## START
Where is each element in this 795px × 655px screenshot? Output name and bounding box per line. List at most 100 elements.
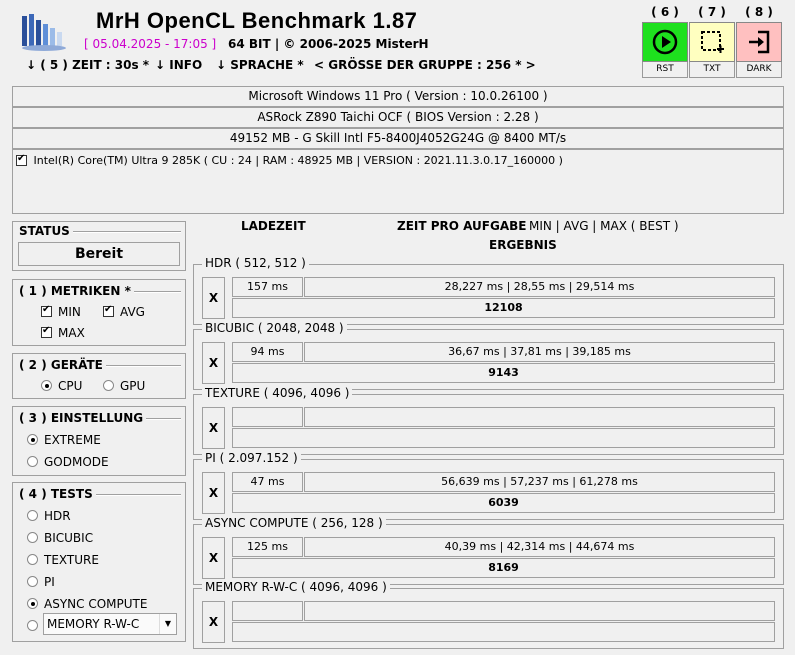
result-score: 9143 (232, 363, 775, 383)
group-title: TEXTURE ( 4096, 4096 ) (202, 386, 353, 400)
settings-panel: ( 3 ) EINSTELLUNG EXTREME GODMODE (12, 406, 186, 476)
metrics-title: ( 1 ) METRIKEN * (19, 284, 134, 298)
cpu-list-item[interactable]: Intel(R) Core(TM) Ultra 9 285K ( CU : 24… (16, 153, 563, 167)
menu-zeit[interactable]: ↓ ( 5 ) ZEIT : 30s * (26, 58, 149, 72)
test-texture[interactable]: TEXTURE (27, 552, 99, 567)
txt-button[interactable] (689, 22, 735, 62)
task-times (304, 601, 775, 621)
result-group-async-compute: ASYNC COMPUTE ( 256, 128 ) X 125 ms 40,3… (193, 516, 784, 585)
col-ergebnis: ERGEBNIS (489, 238, 557, 252)
test-memory[interactable] (27, 618, 38, 632)
result-score (232, 428, 775, 448)
run-button[interactable] (642, 22, 688, 62)
col-zeit: ZEIT PRO AUFGABE (397, 219, 527, 233)
hdr-radio[interactable] (27, 510, 38, 521)
devices-title: ( 2 ) GERÄTE (19, 358, 106, 372)
test-pi[interactable]: PI (27, 574, 55, 589)
version-info: 64 BIT | © 2006-2025 MisterH (228, 37, 429, 51)
result-score: 8169 (232, 558, 775, 578)
cpu-info: Intel(R) Core(TM) Ultra 9 285K ( CU : 24… (33, 153, 563, 167)
col-minavgmax: MIN | AVG | MAX ( BEST ) (529, 219, 679, 233)
result-group-bicubic: BICUBIC ( 2048, 2048 ) X 94 ms 36,67 ms … (193, 321, 784, 390)
group-title: PI ( 2.097.152 ) (202, 451, 301, 465)
load-time: 94 ms (232, 342, 303, 362)
txt-label: TXT (689, 62, 735, 78)
chevron-down-icon[interactable]: ▼ (159, 614, 176, 634)
os-info: Microsoft Windows 11 Pro ( Version : 10.… (12, 86, 784, 107)
group-title: BICUBIC ( 2048, 2048 ) (202, 321, 347, 335)
app-title: MrH OpenCL Benchmark 1.87 (96, 8, 418, 33)
devices-panel: ( 2 ) GERÄTE CPU GPU (12, 353, 186, 399)
min-checkbox[interactable] (41, 304, 52, 317)
memory-info: 49152 MB - G Skill Intl F5-8400J4052G24G… (12, 128, 784, 149)
task-times: 56,639 ms | 57,237 ms | 61,278 ms (304, 472, 775, 492)
clear-button[interactable]: X (202, 277, 225, 319)
result-score: 6039 (232, 493, 775, 513)
metric-max[interactable]: MAX (41, 325, 85, 340)
menu-sprache[interactable]: ↓ SPRACHE * (216, 58, 304, 72)
setting-godmode[interactable]: GODMODE (27, 454, 109, 469)
clear-button[interactable]: X (202, 472, 225, 514)
dark-shortcut: ( 8 ) (745, 5, 773, 19)
result-score (232, 622, 775, 642)
tests-panel: ( 4 ) TESTS HDR BICUBIC TEXTURE PI ASYNC… (12, 482, 186, 642)
menu-gruppe[interactable]: < GRÖSSE DER GRUPPE : 256 * > (314, 58, 536, 72)
dropdown-value: MEMORY R-W-C (47, 617, 140, 631)
device-cpu[interactable]: CPU (41, 378, 82, 393)
board-info: ASRock Z890 Taichi OCF ( BIOS Version : … (12, 107, 784, 128)
dark-button[interactable] (736, 22, 782, 62)
status-value: Bereit (18, 242, 180, 266)
bicubic-radio[interactable] (27, 532, 38, 543)
clear-button[interactable]: X (202, 537, 225, 579)
extreme-radio[interactable] (27, 434, 38, 445)
rst-label: RST (642, 62, 688, 78)
app-logo-icon (20, 12, 68, 52)
cpu-radio[interactable] (41, 380, 52, 391)
load-time (232, 601, 303, 621)
texture-radio[interactable] (27, 554, 38, 565)
clear-button[interactable]: X (202, 601, 225, 643)
menu-info[interactable]: ↓ INFO (155, 58, 202, 72)
metric-min[interactable]: MIN (41, 304, 81, 319)
avg-checkbox[interactable] (103, 304, 114, 317)
pi-radio[interactable] (27, 576, 38, 587)
status-title: STATUS (19, 224, 73, 238)
test-async-compute[interactable]: ASYNC COMPUTE (27, 596, 147, 611)
result-group-hdr: HDR ( 512, 512 ) X 157 ms 28,227 ms | 28… (193, 256, 784, 325)
async-compute-radio[interactable] (27, 598, 38, 609)
metric-avg[interactable]: AVG (103, 304, 145, 319)
result-group-pi: PI ( 2.097.152 ) X 47 ms 56,639 ms | 57,… (193, 451, 784, 520)
result-group-texture: TEXTURE ( 4096, 4096 ) X (193, 386, 784, 455)
cpu-list[interactable]: Intel(R) Core(TM) Ultra 9 285K ( CU : 24… (12, 149, 784, 214)
test-hdr[interactable]: HDR (27, 508, 71, 523)
test-bicubic[interactable]: BICUBIC (27, 530, 93, 545)
memory-test-dropdown[interactable]: MEMORY R-W-C ▼ (43, 613, 177, 635)
exit-icon (749, 30, 770, 54)
setting-extreme[interactable]: EXTREME (27, 432, 101, 447)
tests-title: ( 4 ) TESTS (19, 487, 96, 501)
group-title: HDR ( 512, 512 ) (202, 256, 309, 270)
clear-button[interactable]: X (202, 342, 225, 384)
col-ladezeit: LADEZEIT (241, 219, 306, 233)
play-icon (652, 29, 678, 55)
timestamp: [ 05.04.2025 - 17:05 ] (84, 37, 217, 51)
godmode-radio[interactable] (27, 456, 38, 467)
device-gpu[interactable]: GPU (103, 378, 145, 393)
load-time: 125 ms (232, 537, 303, 557)
cpu-checkbox[interactable] (16, 153, 27, 166)
task-times (304, 407, 775, 427)
rst-shortcut: ( 6 ) (651, 5, 679, 19)
txt-shortcut: ( 7 ) (698, 5, 726, 19)
clear-button[interactable]: X (202, 407, 225, 449)
load-time: 47 ms (232, 472, 303, 492)
screenshot-icon (701, 31, 724, 53)
max-checkbox[interactable] (41, 325, 52, 338)
group-title: MEMORY R-W-C ( 4096, 4096 ) (202, 580, 390, 594)
gpu-radio[interactable] (103, 380, 114, 391)
load-time: 157 ms (232, 277, 303, 297)
result-score: 12108 (232, 298, 775, 318)
group-title: ASYNC COMPUTE ( 256, 128 ) (202, 516, 386, 530)
memory-radio[interactable] (27, 620, 38, 631)
dark-label: DARK (736, 62, 782, 78)
load-time (232, 407, 303, 427)
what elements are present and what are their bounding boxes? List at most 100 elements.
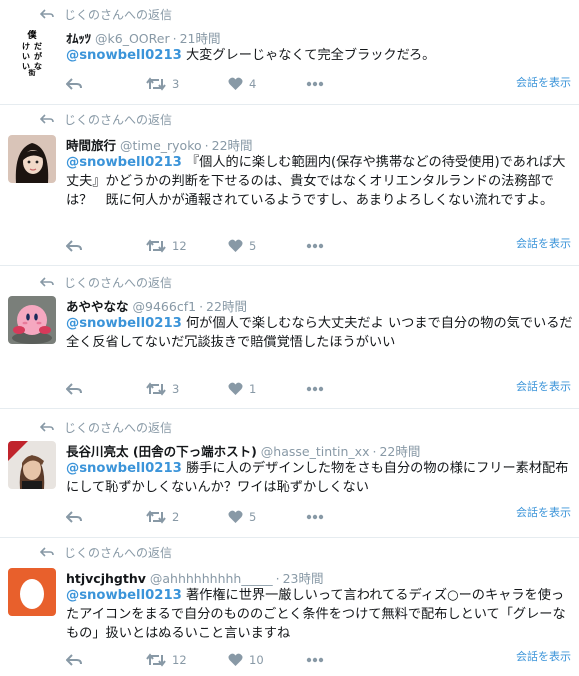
tweet-text: @snowbell0213 著作権に世界一厳しいって言われてるディズ○ーのキャラ…: [66, 588, 566, 641]
tweet-text: @snowbell0213 何が個人で楽しむなら大丈夫だよ いつまで自分の物の気…: [66, 316, 573, 350]
reply-button[interactable]: [65, 76, 82, 90]
avatar[interactable]: [8, 296, 56, 344]
retweet-count: 3: [172, 76, 180, 91]
author-name[interactable]: ｵﾑｯﾂ: [66, 31, 91, 46]
retweet-count: 12: [172, 652, 187, 667]
author-handle[interactable]: @k6_OORer: [95, 31, 170, 46]
timestamp[interactable]: 21時間: [180, 31, 221, 46]
reply-arrow-icon: [39, 546, 56, 560]
like-count: 10: [249, 652, 264, 667]
reply-icon: [65, 77, 82, 90]
show-conversation-link[interactable]: 会話を表示: [516, 74, 571, 90]
like-button[interactable]: 4: [228, 76, 256, 91]
heart-icon: [228, 382, 243, 395]
show-conversation-link[interactable]: 会話を表示: [516, 648, 571, 664]
tweet[interactable]: じくのさんへの返信 htjvcjhgthv @ahhhhhhhhh_____ · 23…: [0, 538, 579, 676]
reply-icon: [65, 239, 82, 252]
timestamp[interactable]: 22時間: [379, 444, 420, 459]
reply-button[interactable]: [65, 509, 82, 523]
svg-text:だ: だ: [34, 42, 42, 51]
author-handle[interactable]: @9466cf1: [133, 299, 197, 314]
retweet-icon: [146, 381, 166, 396]
mention-link[interactable]: @snowbell0213: [66, 588, 182, 603]
tweet-text: @snowbell0213 『個人的に楽しむ範囲内(保存や携帯などの待受使用)で…: [66, 155, 566, 208]
author-name[interactable]: 長谷川亮太 (田舎の下っ端ホスト): [66, 444, 257, 459]
heart-icon: [228, 510, 243, 523]
tweet[interactable]: じくのさんへの返信 長谷川亮太 (田舎の下っ端ホスト) @hasse_tintin…: [0, 409, 579, 537]
like-button[interactable]: 1: [228, 381, 256, 396]
tweet-text: @snowbell0213 大変グレーじゃなくて完全ブラックだろ。: [66, 48, 436, 63]
author-handle[interactable]: @ahhhhhhhhh_____: [150, 571, 273, 586]
mention-link[interactable]: @snowbell0213: [66, 316, 182, 331]
retweet-count: 3: [172, 381, 180, 396]
avatar[interactable]: [8, 441, 56, 489]
reply-icon: [65, 382, 82, 395]
timestamp[interactable]: 22時間: [206, 299, 247, 314]
more-icon: [306, 514, 324, 519]
mention-link[interactable]: @snowbell0213: [66, 155, 182, 170]
timestamp[interactable]: 23時間: [283, 571, 324, 586]
more-button[interactable]: [306, 652, 324, 666]
more-button[interactable]: [306, 509, 324, 523]
retweet-button[interactable]: 3: [146, 381, 179, 396]
more-button[interactable]: [306, 76, 324, 90]
author-name[interactable]: あややなな: [66, 299, 129, 314]
tweet-feed: じくのさんへの返信 僕 だ け が い な い 街 ｵﾑｯﾂ @k6_OORer ·…: [0, 0, 579, 676]
mention-link[interactable]: @snowbell0213: [66, 461, 182, 476]
tweet[interactable]: じくのさんへの返信 あややなな @9466cf1 · 22時間 @snowbell02…: [0, 266, 579, 408]
svg-text:が: が: [34, 51, 43, 61]
like-button[interactable]: 10: [228, 652, 264, 667]
reply-context[interactable]: じくのさんへの返信: [39, 544, 172, 561]
tweet-header: ｵﾑｯﾂ @k6_OORer · 21時間: [66, 31, 221, 46]
tweet-header: htjvcjhgthv @ahhhhhhhhh_____ · 23時間: [66, 571, 324, 586]
reply-context[interactable]: じくのさんへの返信: [39, 6, 172, 23]
svg-text:街: 街: [28, 68, 36, 76]
avatar[interactable]: 僕 だ け が い な い 街: [8, 28, 56, 76]
reply-context[interactable]: じくのさんへの返信: [39, 274, 172, 291]
retweet-icon: [146, 652, 166, 667]
retweet-button[interactable]: 2: [146, 509, 179, 524]
author-handle[interactable]: @hasse_tintin_xx: [261, 444, 370, 459]
reply-button[interactable]: [65, 652, 82, 666]
more-icon: [306, 81, 324, 86]
like-button[interactable]: 5: [228, 238, 256, 253]
reply-context[interactable]: じくのさんへの返信: [39, 419, 172, 436]
author-handle[interactable]: @time_ryoko: [120, 138, 202, 153]
reply-icon: [65, 653, 82, 666]
heart-icon: [228, 77, 243, 90]
reply-button[interactable]: [65, 381, 82, 395]
tweet[interactable]: じくのさんへの返信 僕 だ け が い な い 街 ｵﾑｯﾂ @k6_OORer ·…: [0, 0, 579, 104]
like-count: 4: [249, 76, 257, 91]
more-icon: [306, 386, 324, 391]
author-name[interactable]: 時間旅行: [66, 138, 116, 153]
reply-arrow-icon: [39, 8, 56, 22]
tweet-header: 時間旅行 @time_ryoko · 22時間: [66, 138, 253, 153]
svg-text:僕: 僕: [26, 29, 37, 41]
retweet-button[interactable]: 12: [146, 652, 187, 667]
mention-link[interactable]: @snowbell0213: [66, 48, 182, 63]
tweet-header: 長谷川亮太 (田舎の下っ端ホスト) @hasse_tintin_xx · 22時間: [66, 444, 421, 459]
avatar[interactable]: [8, 135, 56, 183]
show-conversation-link[interactable]: 会話を表示: [516, 235, 571, 251]
tweet[interactable]: じくのさんへの返信 時間旅行 @time_ryoko · 22時間 @snowbell…: [0, 105, 579, 265]
timestamp[interactable]: 22時間: [212, 138, 253, 153]
heart-icon: [228, 239, 243, 252]
like-count: 5: [249, 238, 257, 253]
author-name[interactable]: htjvcjhgthv: [66, 571, 146, 586]
retweet-icon: [146, 76, 166, 91]
retweet-icon: [146, 509, 166, 524]
show-conversation-link[interactable]: 会話を表示: [516, 504, 571, 520]
reply-button[interactable]: [65, 238, 82, 252]
more-button[interactable]: [306, 381, 324, 395]
avatar[interactable]: [8, 568, 56, 616]
show-conversation-link[interactable]: 会話を表示: [516, 378, 571, 394]
retweet-button[interactable]: 3: [146, 76, 179, 91]
like-button[interactable]: 5: [228, 509, 256, 524]
more-button[interactable]: [306, 238, 324, 252]
retweet-count: 12: [172, 238, 187, 253]
more-icon: [306, 243, 324, 248]
reply-context[interactable]: じくのさんへの返信: [39, 111, 172, 128]
retweet-button[interactable]: 12: [146, 238, 187, 253]
retweet-icon: [146, 238, 166, 253]
svg-text:け: け: [22, 42, 30, 51]
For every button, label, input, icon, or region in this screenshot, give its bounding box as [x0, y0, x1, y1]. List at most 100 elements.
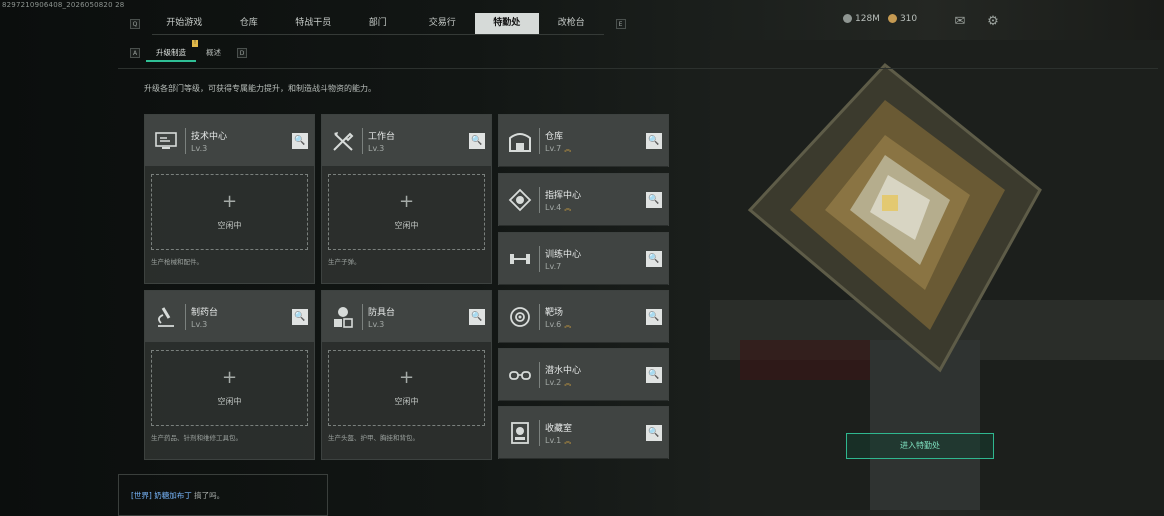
## END
_Exercise goal_.
Reproduce the lines verbatim, starting with the line containing "588, 566, 641]" and ending with the line containing "timestamp[interactable]: 21時間: [180, 31, 221, 46]".

_Final answer_.
tweet-text: @snowbell0213 著作権に世界一厳しいって言われてるディズ○ーのキャラ…: [66, 588, 566, 641]
tweet-text: @snowbell0213 何が個人で楽しむなら大丈夫だよ いつまで自分の物の気…: [66, 316, 573, 350]
reply-button[interactable]: [65, 76, 82, 90]
avatar[interactable]: [8, 296, 56, 344]
retweet-count: 3: [172, 76, 180, 91]
author-name[interactable]: ｵﾑｯﾂ: [66, 31, 91, 46]
retweet-count: 12: [172, 652, 187, 667]
author-handle[interactable]: @k6_OORer: [95, 31, 170, 46]
timestamp[interactable]: 21時間: [180, 31, 221, 46]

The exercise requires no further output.